Answer these questions from the forum thread below.
(a) How long has the original poster's marriage lasted?
(b) What did the husband do with the items as a grand gesture?
(c) According to TinselAngel, what never came into the bedroom?

= Text =
<<<<

I know that Mumsnet love an LTB but I don’t think that throwing away a 10 year marriage that in every other respect is wonderful is the right way to go here.

Obviously lots of people have had experience with this, and it has been a slippery slope, so I’m trying to weigh up how big a deal this is for him. We’ve talked a lot tonight and he says that it is less important to him than I am and, like Nowayhozay suggests, we’re discussing how to manage it in a way that feels acceptable to us both. He understands that I’m not attracted to femininity in a man and says he won’t be wearing it except for as a sex thing. He made a grand gesture of throwing it all away (what a treat for the binmen) and says that when he gets the urge to do it again we’ll choose stuff together and it’ll be done as a joint venture.

Obviously it remains to be seen whether he is able to be open with me about it. But he certainly knows how much he’s hurt me.
I don’t agree that he has checked out of our marriage. There’s a lot more to our marriage than sex.

Thank you for all your responses. Even if I don’t agree with them all, they’re helping me to see what’s important to me, and how to put across my feelings to him.

OP posts:
TinselAngel · 01/08/2021 21:14

Hi OP. Your story is very familiar, the lying, the secrecy, the binge and purge, the shaving. A lot of what you say reminds me of my own experience- although my ex's cross dressing never came into the bedroom.

>>>>

= Raw data =
<<<<

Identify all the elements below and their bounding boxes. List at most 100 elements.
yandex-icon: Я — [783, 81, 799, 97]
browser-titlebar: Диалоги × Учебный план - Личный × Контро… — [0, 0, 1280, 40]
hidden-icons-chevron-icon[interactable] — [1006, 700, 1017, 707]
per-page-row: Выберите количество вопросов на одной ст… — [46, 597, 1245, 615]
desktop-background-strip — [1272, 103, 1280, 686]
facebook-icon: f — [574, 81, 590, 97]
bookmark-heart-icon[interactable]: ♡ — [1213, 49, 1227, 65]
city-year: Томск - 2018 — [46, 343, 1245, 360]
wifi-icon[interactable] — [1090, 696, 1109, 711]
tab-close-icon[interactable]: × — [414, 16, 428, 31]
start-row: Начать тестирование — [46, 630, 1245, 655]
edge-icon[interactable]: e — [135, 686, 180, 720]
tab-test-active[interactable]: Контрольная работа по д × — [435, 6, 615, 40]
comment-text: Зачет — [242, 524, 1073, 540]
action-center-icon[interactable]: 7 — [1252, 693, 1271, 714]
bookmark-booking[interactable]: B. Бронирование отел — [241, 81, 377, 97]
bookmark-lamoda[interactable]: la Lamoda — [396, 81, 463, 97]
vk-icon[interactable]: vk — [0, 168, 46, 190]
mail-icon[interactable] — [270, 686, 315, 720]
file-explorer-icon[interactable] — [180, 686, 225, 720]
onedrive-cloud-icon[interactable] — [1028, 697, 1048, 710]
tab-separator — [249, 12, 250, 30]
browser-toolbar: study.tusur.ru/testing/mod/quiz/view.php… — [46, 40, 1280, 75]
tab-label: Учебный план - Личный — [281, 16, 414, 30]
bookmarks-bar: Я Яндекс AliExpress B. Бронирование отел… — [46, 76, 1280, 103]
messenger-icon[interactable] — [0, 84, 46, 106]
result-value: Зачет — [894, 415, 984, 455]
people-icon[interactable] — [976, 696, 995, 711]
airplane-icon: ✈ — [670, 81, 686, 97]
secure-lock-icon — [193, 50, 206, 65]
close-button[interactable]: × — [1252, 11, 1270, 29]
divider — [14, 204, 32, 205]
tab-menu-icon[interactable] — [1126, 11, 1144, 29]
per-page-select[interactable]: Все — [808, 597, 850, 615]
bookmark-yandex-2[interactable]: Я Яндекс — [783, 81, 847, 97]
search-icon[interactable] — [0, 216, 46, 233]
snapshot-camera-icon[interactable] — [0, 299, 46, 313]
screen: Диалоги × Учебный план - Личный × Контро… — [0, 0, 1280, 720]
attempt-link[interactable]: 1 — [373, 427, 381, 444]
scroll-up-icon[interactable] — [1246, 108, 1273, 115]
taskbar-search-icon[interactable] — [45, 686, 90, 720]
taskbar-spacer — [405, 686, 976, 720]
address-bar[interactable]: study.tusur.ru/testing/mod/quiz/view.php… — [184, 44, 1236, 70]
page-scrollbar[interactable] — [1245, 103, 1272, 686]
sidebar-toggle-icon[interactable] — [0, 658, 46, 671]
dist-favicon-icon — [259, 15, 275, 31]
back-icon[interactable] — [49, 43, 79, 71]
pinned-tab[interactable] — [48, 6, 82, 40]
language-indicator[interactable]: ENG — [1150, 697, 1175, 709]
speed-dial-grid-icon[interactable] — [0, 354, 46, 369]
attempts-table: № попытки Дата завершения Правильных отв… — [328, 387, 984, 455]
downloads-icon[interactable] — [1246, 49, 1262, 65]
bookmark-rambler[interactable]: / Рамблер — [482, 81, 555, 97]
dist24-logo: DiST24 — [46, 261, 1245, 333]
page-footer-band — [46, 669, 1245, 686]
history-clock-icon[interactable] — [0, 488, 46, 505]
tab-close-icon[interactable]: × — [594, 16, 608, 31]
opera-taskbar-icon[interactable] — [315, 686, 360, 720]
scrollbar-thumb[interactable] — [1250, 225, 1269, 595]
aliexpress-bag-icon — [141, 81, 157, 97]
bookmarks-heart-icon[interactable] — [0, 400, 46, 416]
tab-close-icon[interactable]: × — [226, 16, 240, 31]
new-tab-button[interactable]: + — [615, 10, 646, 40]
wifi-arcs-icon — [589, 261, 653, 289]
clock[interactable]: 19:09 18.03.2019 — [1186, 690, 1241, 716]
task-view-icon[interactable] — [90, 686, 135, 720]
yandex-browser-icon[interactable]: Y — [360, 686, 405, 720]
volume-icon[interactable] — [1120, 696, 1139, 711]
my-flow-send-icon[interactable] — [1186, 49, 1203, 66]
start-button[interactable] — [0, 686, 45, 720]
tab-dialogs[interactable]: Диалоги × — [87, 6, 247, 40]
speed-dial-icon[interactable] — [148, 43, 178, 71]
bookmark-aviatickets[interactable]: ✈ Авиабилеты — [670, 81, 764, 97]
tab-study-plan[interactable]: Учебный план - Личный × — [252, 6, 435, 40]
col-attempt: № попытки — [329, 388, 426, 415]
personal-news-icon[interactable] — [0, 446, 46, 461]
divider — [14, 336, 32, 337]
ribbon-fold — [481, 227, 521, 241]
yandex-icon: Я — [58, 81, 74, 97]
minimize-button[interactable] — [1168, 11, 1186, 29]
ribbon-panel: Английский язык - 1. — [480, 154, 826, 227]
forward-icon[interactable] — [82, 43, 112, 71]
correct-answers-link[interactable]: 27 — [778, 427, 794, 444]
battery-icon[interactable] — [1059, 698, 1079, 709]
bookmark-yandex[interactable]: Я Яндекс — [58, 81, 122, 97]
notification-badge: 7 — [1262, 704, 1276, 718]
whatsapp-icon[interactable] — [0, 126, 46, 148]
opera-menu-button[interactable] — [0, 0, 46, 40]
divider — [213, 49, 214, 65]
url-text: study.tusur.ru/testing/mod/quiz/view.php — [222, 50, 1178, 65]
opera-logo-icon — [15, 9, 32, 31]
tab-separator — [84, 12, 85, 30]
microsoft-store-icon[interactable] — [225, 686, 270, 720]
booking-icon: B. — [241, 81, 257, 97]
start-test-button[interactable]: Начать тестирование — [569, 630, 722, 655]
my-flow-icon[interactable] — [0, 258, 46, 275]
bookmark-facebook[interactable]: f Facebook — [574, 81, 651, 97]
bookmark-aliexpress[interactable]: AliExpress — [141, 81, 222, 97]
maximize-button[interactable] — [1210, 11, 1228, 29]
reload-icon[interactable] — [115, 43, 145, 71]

>>>>

= Answer to this task =
(a) 10 years.
(b) He threw it all away.
(c) Her ex's cross dressing.